** START **
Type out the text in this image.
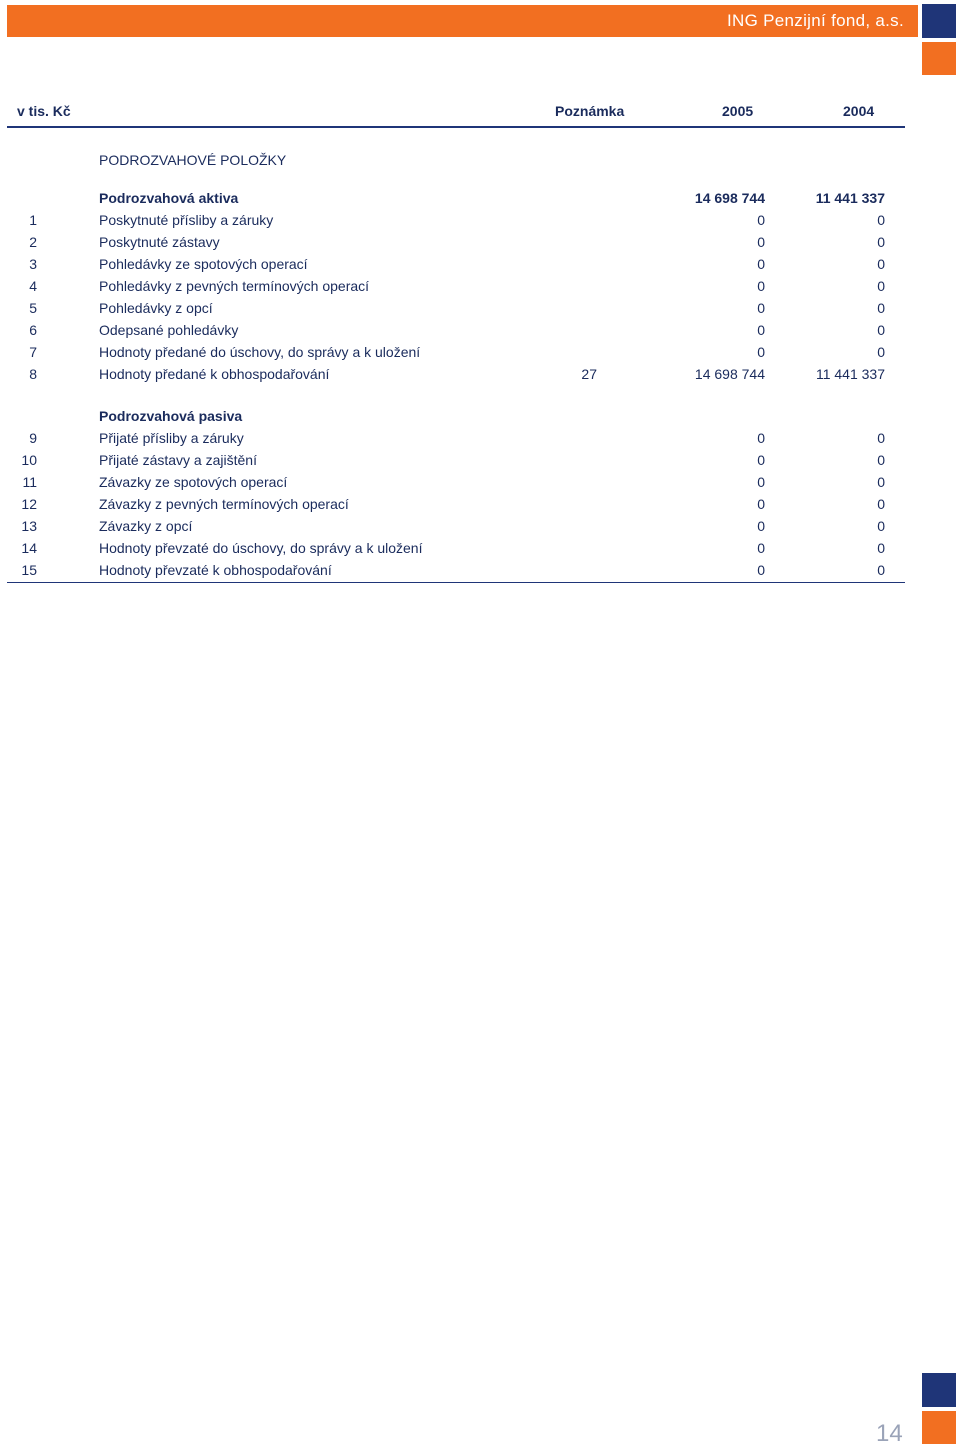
ING Penzijní fond, a.s.
v tis. Kč	Poznámka	2005	2004
PODROZVAHOVÉ POLOŽKY
Podrozvahová aktiva	14 698 744	11 441 337
1	Poskytnuté přísliby a záruky	0	0
2	Poskytnuté zástavy	0	0
3	Pohledávky ze spotových operací	0	0
4	Pohledávky z pevných termínových operací	0	0
5	Pohledávky z opcí	0	0
6	Odepsané pohledávky	0	0
7	Hodnoty předané do úschovy, do správy a k uložení	0	0
8	Hodnoty předané k obhospodařování	27	14 698 744	11 441 337
Podrozvahová pasiva
9	Přijaté přísliby a záruky	0	0
10	Přijaté zástavy a zajištění	0	0
11	Závazky ze spotových operací	0	0
12	Závazky z pevných termínových operací	0	0
13	Závazky z opcí	0	0
14	Hodnoty převzaté do úschovy, do správy a k uložení	0	0
15	Hodnoty převzaté k obhospodařování	0	0
14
** END **
Task to carry out> Copy the material above in full and exactly, skipping pictures.

Reply to the task>
Type out the text in this image.
ING Penzijní fond, a.s.
v tis. Kč	Poznámka	2005	2004
PODROZVAHOVÉ POLOŽKY
Podrozvahová aktiva	14 698 744	11 441 337
1	Poskytnuté přísliby a záruky	0	0
2	Poskytnuté zástavy	0	0
3	Pohledávky ze spotových operací	0	0
4	Pohledávky z pevných termínových operací	0	0
5	Pohledávky z opcí	0	0
6	Odepsané pohledávky	0	0
7	Hodnoty předané do úschovy, do správy a k uložení	0	0
8	Hodnoty předané k obhospodařování	27	14 698 744	11 441 337
Podrozvahová pasiva
9	Přijaté přísliby a záruky	0	0
10	Přijaté zástavy a zajištění	0	0
11	Závazky ze spotových operací	0	0
12	Závazky z pevných termínových operací	0	0
13	Závazky z opcí	0	0
14	Hodnoty převzaté do úschovy, do správy a k uložení	0	0
15	Hodnoty převzaté k obhospodařování	0	0
14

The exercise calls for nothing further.